> What is required
Quote every entry word for word.

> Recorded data
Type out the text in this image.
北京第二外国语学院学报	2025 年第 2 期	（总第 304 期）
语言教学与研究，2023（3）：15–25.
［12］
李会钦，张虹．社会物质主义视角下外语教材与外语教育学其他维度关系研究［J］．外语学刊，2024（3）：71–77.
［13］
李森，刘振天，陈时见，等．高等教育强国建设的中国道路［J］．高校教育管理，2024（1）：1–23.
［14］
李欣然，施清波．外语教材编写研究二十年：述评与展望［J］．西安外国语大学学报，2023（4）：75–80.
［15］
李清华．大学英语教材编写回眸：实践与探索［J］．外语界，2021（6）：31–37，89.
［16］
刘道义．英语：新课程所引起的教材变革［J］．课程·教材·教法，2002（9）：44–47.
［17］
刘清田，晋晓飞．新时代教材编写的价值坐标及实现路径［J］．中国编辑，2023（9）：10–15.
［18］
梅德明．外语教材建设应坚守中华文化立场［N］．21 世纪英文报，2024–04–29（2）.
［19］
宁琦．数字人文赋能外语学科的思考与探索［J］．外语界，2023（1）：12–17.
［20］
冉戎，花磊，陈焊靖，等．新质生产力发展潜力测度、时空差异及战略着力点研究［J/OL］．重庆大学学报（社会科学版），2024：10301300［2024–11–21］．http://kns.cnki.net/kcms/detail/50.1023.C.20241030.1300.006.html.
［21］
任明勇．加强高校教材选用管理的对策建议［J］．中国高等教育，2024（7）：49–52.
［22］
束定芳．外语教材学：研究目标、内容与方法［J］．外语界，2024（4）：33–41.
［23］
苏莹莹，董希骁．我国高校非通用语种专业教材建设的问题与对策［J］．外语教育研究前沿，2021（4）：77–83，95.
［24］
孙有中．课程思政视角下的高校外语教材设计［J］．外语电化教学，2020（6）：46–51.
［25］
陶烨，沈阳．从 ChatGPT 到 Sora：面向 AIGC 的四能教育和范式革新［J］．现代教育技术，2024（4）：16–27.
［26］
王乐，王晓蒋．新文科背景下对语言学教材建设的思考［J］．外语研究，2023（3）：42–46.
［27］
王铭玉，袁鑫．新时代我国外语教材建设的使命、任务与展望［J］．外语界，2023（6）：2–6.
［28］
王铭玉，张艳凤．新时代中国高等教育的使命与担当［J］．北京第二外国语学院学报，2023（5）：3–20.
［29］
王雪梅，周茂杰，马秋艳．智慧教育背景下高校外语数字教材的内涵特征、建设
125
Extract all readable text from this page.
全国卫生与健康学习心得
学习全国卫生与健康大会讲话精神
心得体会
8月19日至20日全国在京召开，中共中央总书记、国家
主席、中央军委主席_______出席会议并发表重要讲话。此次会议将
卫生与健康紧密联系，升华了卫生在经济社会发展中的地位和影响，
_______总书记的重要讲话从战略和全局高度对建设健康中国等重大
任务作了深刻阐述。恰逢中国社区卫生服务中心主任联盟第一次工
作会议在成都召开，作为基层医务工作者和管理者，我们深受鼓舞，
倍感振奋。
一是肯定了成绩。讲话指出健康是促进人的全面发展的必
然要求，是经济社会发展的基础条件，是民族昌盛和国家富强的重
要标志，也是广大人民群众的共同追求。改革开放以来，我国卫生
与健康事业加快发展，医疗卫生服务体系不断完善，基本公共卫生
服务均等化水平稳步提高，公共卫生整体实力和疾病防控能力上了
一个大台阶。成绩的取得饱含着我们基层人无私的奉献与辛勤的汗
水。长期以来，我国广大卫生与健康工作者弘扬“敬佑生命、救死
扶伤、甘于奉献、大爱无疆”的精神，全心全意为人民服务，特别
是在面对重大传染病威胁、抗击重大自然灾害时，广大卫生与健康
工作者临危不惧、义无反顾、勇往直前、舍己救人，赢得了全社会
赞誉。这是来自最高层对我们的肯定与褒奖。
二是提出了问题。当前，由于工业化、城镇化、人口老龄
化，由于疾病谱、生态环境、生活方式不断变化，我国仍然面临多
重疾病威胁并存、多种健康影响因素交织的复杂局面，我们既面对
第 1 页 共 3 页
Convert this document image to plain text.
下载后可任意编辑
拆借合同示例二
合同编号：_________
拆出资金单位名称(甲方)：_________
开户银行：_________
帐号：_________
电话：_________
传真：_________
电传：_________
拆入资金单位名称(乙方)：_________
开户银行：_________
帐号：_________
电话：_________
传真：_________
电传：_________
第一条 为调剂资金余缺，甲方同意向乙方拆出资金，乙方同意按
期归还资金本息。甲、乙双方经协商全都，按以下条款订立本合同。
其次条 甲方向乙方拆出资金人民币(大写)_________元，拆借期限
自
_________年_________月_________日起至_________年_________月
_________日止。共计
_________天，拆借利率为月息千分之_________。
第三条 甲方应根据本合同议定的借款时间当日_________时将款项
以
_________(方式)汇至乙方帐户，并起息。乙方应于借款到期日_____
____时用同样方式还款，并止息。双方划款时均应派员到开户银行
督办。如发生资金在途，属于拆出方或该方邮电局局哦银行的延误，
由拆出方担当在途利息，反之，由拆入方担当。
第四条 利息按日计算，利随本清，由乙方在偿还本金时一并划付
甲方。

> Right answer
Type out the text in this image.
北京第二外国语学院学报	2025 年第 2 期	（总第 304 期）
语言教学与研究，2023（3）：15–25.
［12］
李会钦，张虹．社会物质主义视角下外语教材与外语教育学其他维度关系研究［J］．外语学刊，2024（3）：71–77.
［13］
李森，刘振天，陈时见，等．高等教育强国建设的中国道路［J］．高校教育管理，2024（1）：1–23.
［14］
李欣然，施清波．外语教材编写研究二十年：述评与展望［J］．西安外国语大学学报，2023（4）：75–80.
［15］
李清华．大学英语教材编写回眸：实践与探索［J］．外语界，2021（6）：31–37，89.
［16］
刘道义．英语：新课程所引起的教材变革［J］．课程·教材·教法，2002（9）：44–47.
［17］
刘清田，晋晓飞．新时代教材编写的价值坐标及实现路径［J］．中国编辑，2023（9）：10–15.
［18］
梅德明．外语教材建设应坚守中华文化立场［N］．21 世纪英文报，2024–04–29（2）.
［19］
宁琦．数字人文赋能外语学科的思考与探索［J］．外语界，2023（1）：12–17.
［20］
冉戎，花磊，陈焊靖，等．新质生产力发展潜力测度、时空差异及战略着力点研究［J/OL］．重庆大学学报（社会科学版），2024：10301300［2024–11–21］．http://kns.cnki.net/kcms/detail/50.1023.C.20241030.1300.006.html.
［21］
任明勇．加强高校教材选用管理的对策建议［J］．中国高等教育，2024（7）：49–52.
［22］
束定芳．外语教材学：研究目标、内容与方法［J］．外语界，2024（4）：33–41.
［23］
苏莹莹，董希骁．我国高校非通用语种专业教材建设的问题与对策［J］．外语教育研究前沿，2021（4）：77–83，95.
［24］
孙有中．课程思政视角下的高校外语教材设计［J］．外语电化教学，2020（6）：46–51.
［25］
陶烨，沈阳．从 ChatGPT 到 Sora：面向 AIGC 的四能教育和范式革新［J］．现代教育技术，2024（4）：16–27.
［26］
王乐，王晓蒋．新文科背景下对语言学教材建设的思考［J］．外语研究，2023（3）：42–46.
［27］
王铭玉，袁鑫．新时代我国外语教材建设的使命、任务与展望［J］．外语界，2023（6）：2–6.
［28］
王铭玉，张艳凤．新时代中国高等教育的使命与担当［J］．北京第二外国语学院学报，2023（5）：3–20.
［29］
王雪梅，周茂杰，马秋艳．智慧教育背景下高校外语数字教材的内涵特征、建设
125
Extract all readable text from this page.
全国卫生与健康学习心得
学习全国卫生与健康大会讲话精神
心得体会
8月19日至20日全国在京召开，中共中央总书记、国家
主席、中央军委主席_______出席会议并发表重要讲话。此次会议将
卫生与健康紧密联系，升华了卫生在经济社会发展中的地位和影响，
_______总书记的重要讲话从战略和全局高度对建设健康中国等重大
任务作了深刻阐述。恰逢中国社区卫生服务中心主任联盟第一次工
作会议在成都召开，作为基层医务工作者和管理者，我们深受鼓舞，
倍感振奋。
一是肯定了成绩。讲话指出健康是促进人的全面发展的必
然要求，是经济社会发展的基础条件，是民族昌盛和国家富强的重
要标志，也是广大人民群众的共同追求。改革开放以来，我国卫生
与健康事业加快发展，医疗卫生服务体系不断完善，基本公共卫生
服务均等化水平稳步提高，公共卫生整体实力和疾病防控能力上了
一个大台阶。成绩的取得饱含着我们基层人无私的奉献与辛勤的汗
水。长期以来，我国广大卫生与健康工作者弘扬“敬佑生命、救死
扶伤、甘于奉献、大爱无疆”的精神，全心全意为人民服务，特别
是在面对重大传染病威胁、抗击重大自然灾害时，广大卫生与健康
工作者临危不惧、义无反顾、勇往直前、舍己救人，赢得了全社会
赞誉。这是来自最高层对我们的肯定与褒奖。
二是提出了问题。当前，由于工业化、城镇化、人口老龄
化，由于疾病谱、生态环境、生活方式不断变化，我国仍然面临多
重疾病威胁并存、多种健康影响因素交织的复杂局面，我们既面对
第 1 页 共 3 页
Convert this document image to plain text.
下载后可任意编辑
拆借合同示例二
合同编号：_________
拆出资金单位名称(甲方)：_________
开户银行：_________
帐号：_________
电话：_________
传真：_________
电传：_________
拆入资金单位名称(乙方)：_________
开户银行：_________
帐号：_________
电话：_________
传真：_________
电传：_________
第一条 为调剂资金余缺，甲方同意向乙方拆出资金，乙方同意按
期归还资金本息。甲、乙双方经协商全都，按以下条款订立本合同。
其次条 甲方向乙方拆出资金人民币(大写)_________元，拆借期限
自
_________年_________月_________日起至_________年_________月
_________日止。共计
_________天，拆借利率为月息千分之_________。
第三条 甲方应根据本合同议定的借款时间当日_________时将款项
以
_________(方式)汇至乙方帐户，并起息。乙方应于借款到期日_____
____时用同样方式还款，并止息。双方划款时均应派员到开户银行
督办。如发生资金在途，属于拆出方或该方邮电局局哦银行的延误，
由拆出方担当在途利息，反之，由拆入方担当。
第四条 利息按日计算，利随本清，由乙方在偿还本金时一并划付
甲方。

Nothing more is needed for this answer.